What this task involves — In the listing below, how many lines contain the word "name"? Please respond with the number only.

+++ Records to use +++

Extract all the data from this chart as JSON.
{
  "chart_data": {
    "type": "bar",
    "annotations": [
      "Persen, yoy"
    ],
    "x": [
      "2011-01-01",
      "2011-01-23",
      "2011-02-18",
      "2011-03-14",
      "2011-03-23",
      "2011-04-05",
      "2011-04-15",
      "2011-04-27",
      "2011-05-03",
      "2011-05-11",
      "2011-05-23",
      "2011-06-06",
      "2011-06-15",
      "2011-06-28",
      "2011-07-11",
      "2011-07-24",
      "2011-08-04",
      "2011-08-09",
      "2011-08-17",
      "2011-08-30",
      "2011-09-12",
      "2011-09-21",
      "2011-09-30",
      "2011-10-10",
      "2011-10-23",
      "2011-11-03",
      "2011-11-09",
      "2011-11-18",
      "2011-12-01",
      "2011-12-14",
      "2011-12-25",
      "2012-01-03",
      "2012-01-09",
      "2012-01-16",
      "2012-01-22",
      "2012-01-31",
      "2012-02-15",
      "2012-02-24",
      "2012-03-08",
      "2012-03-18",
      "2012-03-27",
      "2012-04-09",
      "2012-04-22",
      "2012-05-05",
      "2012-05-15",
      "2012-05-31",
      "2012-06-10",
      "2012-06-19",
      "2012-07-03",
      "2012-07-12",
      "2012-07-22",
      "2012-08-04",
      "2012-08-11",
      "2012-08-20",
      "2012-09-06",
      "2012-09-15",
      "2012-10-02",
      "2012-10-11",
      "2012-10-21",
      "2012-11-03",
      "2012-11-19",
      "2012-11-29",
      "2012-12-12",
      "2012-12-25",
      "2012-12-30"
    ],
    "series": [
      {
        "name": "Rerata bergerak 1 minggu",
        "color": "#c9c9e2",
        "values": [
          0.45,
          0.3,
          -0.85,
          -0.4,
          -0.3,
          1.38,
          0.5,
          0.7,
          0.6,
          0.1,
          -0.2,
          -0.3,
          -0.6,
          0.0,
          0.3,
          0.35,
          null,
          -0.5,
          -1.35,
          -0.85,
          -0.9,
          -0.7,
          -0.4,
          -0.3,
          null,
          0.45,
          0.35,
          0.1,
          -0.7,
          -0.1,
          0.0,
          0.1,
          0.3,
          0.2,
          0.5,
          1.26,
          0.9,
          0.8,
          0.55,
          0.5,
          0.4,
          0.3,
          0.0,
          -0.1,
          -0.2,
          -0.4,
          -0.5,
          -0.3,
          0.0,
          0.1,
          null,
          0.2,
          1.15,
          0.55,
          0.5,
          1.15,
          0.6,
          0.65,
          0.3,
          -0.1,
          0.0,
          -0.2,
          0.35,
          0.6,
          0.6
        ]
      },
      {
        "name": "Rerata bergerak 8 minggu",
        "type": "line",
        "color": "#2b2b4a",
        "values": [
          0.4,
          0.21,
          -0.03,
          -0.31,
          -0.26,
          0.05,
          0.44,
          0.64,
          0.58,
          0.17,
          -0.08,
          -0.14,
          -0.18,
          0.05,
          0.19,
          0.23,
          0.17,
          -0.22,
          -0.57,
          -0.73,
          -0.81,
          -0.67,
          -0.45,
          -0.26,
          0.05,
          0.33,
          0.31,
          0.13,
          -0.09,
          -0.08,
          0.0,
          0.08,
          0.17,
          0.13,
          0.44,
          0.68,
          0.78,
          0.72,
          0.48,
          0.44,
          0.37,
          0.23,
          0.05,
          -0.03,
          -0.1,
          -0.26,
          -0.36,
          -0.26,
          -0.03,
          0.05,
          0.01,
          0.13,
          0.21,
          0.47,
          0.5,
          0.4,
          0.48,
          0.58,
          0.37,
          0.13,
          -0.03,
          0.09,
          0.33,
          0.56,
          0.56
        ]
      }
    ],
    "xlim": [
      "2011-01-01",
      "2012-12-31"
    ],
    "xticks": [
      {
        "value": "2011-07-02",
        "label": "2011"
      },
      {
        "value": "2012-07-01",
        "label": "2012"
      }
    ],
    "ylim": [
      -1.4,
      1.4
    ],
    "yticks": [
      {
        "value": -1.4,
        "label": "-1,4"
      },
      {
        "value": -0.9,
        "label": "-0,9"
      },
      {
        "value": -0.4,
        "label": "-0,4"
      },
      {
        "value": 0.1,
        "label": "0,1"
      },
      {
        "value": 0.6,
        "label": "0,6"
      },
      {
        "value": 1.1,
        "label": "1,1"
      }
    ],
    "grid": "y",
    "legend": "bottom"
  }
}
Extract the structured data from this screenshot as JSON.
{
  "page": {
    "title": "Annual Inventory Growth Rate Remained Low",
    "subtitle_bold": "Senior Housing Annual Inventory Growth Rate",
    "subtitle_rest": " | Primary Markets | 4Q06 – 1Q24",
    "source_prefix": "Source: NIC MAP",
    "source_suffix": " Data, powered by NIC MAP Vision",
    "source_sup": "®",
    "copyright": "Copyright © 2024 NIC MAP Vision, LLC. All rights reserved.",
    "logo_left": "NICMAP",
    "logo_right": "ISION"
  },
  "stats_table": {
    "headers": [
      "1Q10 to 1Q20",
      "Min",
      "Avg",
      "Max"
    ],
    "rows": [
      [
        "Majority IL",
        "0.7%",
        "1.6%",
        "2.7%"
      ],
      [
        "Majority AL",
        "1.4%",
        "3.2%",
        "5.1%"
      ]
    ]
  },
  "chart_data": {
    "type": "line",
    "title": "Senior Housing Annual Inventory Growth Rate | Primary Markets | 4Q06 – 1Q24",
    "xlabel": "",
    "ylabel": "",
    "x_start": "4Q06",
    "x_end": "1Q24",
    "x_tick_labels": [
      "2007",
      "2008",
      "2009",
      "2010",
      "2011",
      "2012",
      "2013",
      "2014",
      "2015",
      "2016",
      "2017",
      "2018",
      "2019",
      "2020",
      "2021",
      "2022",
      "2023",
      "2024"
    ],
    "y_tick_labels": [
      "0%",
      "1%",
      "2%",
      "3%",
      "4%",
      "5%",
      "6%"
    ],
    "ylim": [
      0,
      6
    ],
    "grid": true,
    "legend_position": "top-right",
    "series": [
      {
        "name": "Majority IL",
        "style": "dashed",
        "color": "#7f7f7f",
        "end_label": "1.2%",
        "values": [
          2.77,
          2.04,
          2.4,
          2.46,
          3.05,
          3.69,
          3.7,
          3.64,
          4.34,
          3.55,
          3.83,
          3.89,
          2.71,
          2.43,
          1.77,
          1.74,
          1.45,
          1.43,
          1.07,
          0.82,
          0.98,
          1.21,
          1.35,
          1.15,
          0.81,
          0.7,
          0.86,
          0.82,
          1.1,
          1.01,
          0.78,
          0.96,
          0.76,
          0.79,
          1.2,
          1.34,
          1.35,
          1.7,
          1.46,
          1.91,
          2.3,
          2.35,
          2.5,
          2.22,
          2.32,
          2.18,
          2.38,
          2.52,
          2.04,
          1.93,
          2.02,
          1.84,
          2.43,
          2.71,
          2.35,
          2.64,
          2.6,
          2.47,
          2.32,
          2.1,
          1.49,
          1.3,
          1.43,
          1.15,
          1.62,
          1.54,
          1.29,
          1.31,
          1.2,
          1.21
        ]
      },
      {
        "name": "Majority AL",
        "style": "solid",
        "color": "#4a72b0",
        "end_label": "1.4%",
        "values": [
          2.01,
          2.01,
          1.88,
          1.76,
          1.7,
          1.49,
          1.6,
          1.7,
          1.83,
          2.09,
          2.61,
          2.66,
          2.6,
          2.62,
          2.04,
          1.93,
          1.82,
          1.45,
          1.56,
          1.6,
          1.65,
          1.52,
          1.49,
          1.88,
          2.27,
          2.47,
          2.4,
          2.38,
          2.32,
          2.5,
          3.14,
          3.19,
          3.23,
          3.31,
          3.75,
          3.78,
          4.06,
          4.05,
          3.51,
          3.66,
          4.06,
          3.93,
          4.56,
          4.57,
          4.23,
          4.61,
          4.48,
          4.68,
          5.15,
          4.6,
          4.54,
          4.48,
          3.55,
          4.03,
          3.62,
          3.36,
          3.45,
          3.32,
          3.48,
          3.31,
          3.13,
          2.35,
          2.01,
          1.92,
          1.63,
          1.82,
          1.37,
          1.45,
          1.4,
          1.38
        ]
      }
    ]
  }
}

+++

Correct output — 4